• **GIVEN TASK**:
Reproduce each line of the records below word for word, omitting the pictures.

• **SOURCE MATERIAL**:
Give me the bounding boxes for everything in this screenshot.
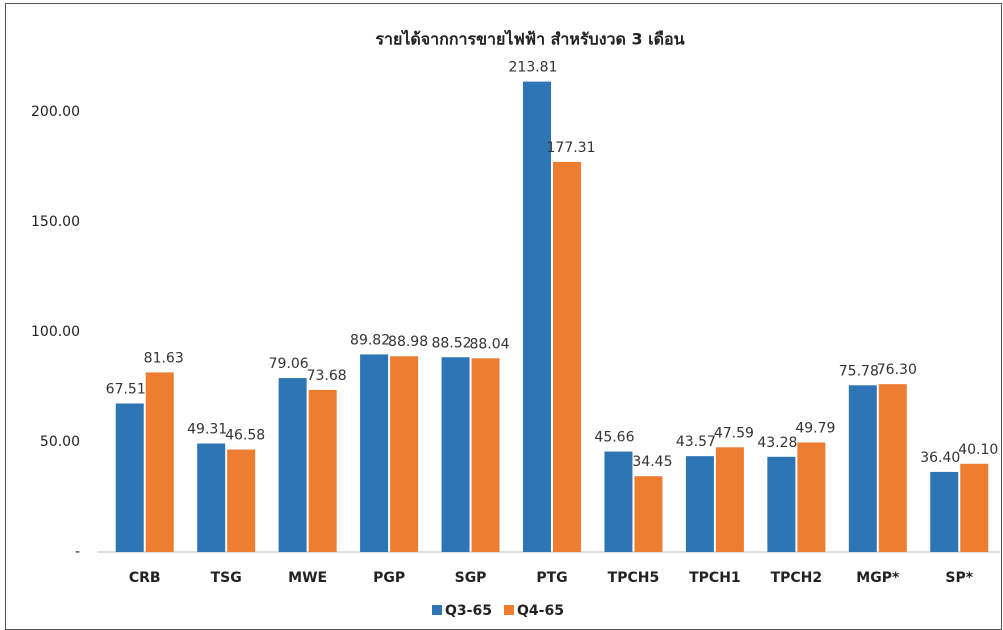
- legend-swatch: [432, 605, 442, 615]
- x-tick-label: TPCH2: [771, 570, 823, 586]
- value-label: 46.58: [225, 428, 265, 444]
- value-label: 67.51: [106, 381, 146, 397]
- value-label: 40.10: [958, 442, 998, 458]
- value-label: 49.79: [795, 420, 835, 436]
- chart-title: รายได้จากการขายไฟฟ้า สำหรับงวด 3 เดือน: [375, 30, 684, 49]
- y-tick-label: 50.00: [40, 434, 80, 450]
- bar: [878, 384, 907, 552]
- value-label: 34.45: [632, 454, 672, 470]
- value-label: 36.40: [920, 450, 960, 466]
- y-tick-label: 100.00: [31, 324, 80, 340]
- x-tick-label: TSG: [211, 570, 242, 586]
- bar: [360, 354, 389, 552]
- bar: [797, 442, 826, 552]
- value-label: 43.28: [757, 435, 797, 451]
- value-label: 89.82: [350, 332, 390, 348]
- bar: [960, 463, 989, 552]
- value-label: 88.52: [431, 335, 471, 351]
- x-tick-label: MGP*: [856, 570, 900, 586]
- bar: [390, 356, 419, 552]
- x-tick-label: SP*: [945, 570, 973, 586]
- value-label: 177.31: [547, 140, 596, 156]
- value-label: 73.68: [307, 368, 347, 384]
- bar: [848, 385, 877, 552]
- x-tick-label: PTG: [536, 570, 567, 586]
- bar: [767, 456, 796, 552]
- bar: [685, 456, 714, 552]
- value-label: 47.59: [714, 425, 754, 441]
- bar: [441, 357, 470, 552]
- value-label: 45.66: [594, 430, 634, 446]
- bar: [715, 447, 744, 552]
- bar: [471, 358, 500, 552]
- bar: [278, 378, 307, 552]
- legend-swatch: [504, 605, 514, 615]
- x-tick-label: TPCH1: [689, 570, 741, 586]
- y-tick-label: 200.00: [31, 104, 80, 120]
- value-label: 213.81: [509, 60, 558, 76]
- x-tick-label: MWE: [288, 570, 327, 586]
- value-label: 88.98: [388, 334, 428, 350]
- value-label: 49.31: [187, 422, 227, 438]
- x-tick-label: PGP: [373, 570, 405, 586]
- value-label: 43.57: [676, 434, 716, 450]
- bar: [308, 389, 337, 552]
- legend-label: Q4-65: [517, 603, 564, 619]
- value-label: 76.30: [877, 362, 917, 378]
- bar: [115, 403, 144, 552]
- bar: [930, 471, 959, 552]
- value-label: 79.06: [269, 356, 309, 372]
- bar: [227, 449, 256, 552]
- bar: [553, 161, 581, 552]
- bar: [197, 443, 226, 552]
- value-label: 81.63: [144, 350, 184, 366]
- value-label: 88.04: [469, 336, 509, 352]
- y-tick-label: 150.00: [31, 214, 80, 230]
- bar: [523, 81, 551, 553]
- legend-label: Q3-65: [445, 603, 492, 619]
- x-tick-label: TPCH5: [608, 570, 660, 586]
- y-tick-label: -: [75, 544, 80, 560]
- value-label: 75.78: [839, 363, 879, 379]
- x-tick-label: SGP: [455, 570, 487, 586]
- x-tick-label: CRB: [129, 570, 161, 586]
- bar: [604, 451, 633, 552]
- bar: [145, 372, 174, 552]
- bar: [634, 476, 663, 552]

• **RESPONSE BELOW**:
Give me the bounding boxes for everything in this screenshot.
- legend-swatch: [432, 605, 442, 615]
- x-tick-label: TPCH2: [771, 570, 823, 586]
- value-label: 46.58: [225, 428, 265, 444]
- value-label: 67.51: [106, 381, 146, 397]
- value-label: 40.10: [958, 442, 998, 458]
- value-label: 49.79: [795, 420, 835, 436]
- chart-title: รายได้จากการขายไฟฟ้า สำหรับงวด 3 เดือน: [375, 30, 684, 49]
- y-tick-label: 50.00: [40, 434, 80, 450]
- bar: [878, 384, 907, 552]
- value-label: 34.45: [632, 454, 672, 470]
- value-label: 36.40: [920, 450, 960, 466]
- y-tick-label: 100.00: [31, 324, 80, 340]
- x-tick-label: TSG: [211, 570, 242, 586]
- bar: [360, 354, 389, 552]
- bar: [797, 442, 826, 552]
- value-label: 43.28: [757, 435, 797, 451]
- value-label: 89.82: [350, 332, 390, 348]
- bar: [960, 463, 989, 552]
- value-label: 88.52: [431, 335, 471, 351]
- x-tick-label: MGP*: [856, 570, 900, 586]
- bar: [390, 356, 419, 552]
- x-tick-label: SP*: [945, 570, 973, 586]
- value-label: 177.31: [547, 140, 596, 156]
- value-label: 73.68: [307, 368, 347, 384]
- bar: [848, 385, 877, 552]
- x-tick-label: PTG: [536, 570, 567, 586]
- bar: [767, 456, 796, 552]
- bar: [685, 456, 714, 552]
- value-label: 47.59: [714, 425, 754, 441]
- bar: [441, 357, 470, 552]
- value-label: 45.66: [594, 430, 634, 446]
- bar: [715, 447, 744, 552]
- bar: [471, 358, 500, 552]
- bar: [278, 378, 307, 552]
- legend-swatch: [504, 605, 514, 615]
- x-tick-label: TPCH1: [689, 570, 741, 586]
- y-tick-label: 200.00: [31, 104, 80, 120]
- value-label: 213.81: [509, 60, 558, 76]
- x-tick-label: MWE: [288, 570, 327, 586]
- value-label: 88.98: [388, 334, 428, 350]
- value-label: 49.31: [187, 422, 227, 438]
- x-tick-label: PGP: [373, 570, 405, 586]
- value-label: 43.57: [676, 434, 716, 450]
- bar: [308, 389, 337, 552]
- legend-label: Q4-65: [517, 603, 564, 619]
- value-label: 76.30: [877, 362, 917, 378]
- bar: [115, 403, 144, 552]
- bar: [930, 471, 959, 552]
- value-label: 79.06: [269, 356, 309, 372]
- bar: [227, 449, 256, 552]
- bar: [553, 161, 581, 552]
- bar: [197, 443, 226, 552]
- value-label: 81.63: [144, 350, 184, 366]
- value-label: 88.04: [469, 336, 509, 352]
- y-tick-label: 150.00: [31, 214, 80, 230]
- bar: [523, 81, 551, 553]
- legend-label: Q3-65: [445, 603, 492, 619]
- x-tick-label: TPCH5: [608, 570, 660, 586]
- y-tick-label: -: [75, 544, 80, 560]
- value-label: 75.78: [839, 363, 879, 379]
- x-tick-label: SGP: [455, 570, 487, 586]
- x-tick-label: CRB: [129, 570, 161, 586]
- bar: [604, 451, 633, 552]
- bar: [145, 372, 174, 552]
- bar: [634, 476, 663, 552]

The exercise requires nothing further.